▶ **Listing**
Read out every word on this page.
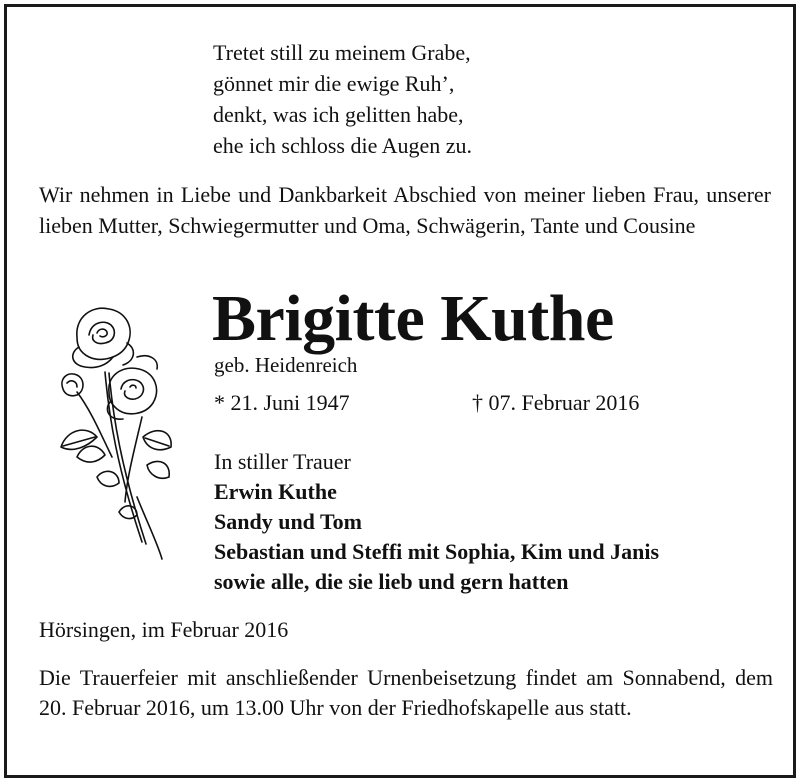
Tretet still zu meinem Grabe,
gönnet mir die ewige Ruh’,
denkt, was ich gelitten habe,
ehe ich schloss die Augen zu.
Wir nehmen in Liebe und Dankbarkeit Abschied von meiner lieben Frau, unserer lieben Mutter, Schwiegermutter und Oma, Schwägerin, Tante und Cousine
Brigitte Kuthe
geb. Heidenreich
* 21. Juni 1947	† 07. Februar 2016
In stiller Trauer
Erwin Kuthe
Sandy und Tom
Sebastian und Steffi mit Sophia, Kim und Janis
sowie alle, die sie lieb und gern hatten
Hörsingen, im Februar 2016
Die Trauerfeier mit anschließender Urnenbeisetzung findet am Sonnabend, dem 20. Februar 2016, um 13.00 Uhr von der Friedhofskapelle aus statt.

* * *

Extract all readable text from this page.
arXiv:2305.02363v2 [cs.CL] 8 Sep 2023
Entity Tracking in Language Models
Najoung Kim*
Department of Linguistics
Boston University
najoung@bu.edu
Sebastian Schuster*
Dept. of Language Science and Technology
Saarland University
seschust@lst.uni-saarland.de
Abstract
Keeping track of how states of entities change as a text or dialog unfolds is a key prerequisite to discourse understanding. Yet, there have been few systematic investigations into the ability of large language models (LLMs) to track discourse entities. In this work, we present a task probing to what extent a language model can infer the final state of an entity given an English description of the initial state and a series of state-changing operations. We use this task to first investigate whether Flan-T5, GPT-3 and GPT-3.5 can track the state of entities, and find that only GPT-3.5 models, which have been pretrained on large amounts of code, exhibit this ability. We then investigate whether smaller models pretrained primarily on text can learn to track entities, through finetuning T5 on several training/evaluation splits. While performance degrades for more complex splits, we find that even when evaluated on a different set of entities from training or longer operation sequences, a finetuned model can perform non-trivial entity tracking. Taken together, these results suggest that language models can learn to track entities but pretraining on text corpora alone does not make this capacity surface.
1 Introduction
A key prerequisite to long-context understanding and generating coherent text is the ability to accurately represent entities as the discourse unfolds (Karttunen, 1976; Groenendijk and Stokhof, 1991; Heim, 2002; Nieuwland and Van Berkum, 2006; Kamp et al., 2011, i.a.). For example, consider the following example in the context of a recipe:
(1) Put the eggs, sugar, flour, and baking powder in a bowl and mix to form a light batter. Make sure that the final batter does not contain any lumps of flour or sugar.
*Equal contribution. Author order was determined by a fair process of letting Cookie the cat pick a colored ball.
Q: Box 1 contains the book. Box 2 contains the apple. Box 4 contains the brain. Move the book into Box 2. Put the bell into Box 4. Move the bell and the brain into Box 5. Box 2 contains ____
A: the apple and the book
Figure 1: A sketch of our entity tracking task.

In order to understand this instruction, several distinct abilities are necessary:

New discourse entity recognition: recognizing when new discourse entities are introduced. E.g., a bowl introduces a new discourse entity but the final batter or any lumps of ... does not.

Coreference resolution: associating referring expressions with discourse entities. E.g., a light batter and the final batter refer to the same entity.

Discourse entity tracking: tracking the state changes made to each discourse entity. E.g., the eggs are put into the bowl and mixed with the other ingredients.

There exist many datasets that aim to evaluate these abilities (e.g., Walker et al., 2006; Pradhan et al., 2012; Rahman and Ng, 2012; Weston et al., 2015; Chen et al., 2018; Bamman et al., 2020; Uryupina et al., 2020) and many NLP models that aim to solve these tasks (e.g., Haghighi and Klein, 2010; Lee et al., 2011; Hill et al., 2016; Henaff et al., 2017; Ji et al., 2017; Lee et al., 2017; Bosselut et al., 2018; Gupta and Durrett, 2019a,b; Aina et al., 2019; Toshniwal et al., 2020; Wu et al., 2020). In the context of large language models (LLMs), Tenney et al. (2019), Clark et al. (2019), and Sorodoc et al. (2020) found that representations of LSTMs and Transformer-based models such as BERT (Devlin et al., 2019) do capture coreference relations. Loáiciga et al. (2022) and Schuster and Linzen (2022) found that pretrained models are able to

▶ **What you are asked to do**
Check each line of the data above for the word "batter", then state how many lines have it. Give the number alone.

▶ **Solution**
3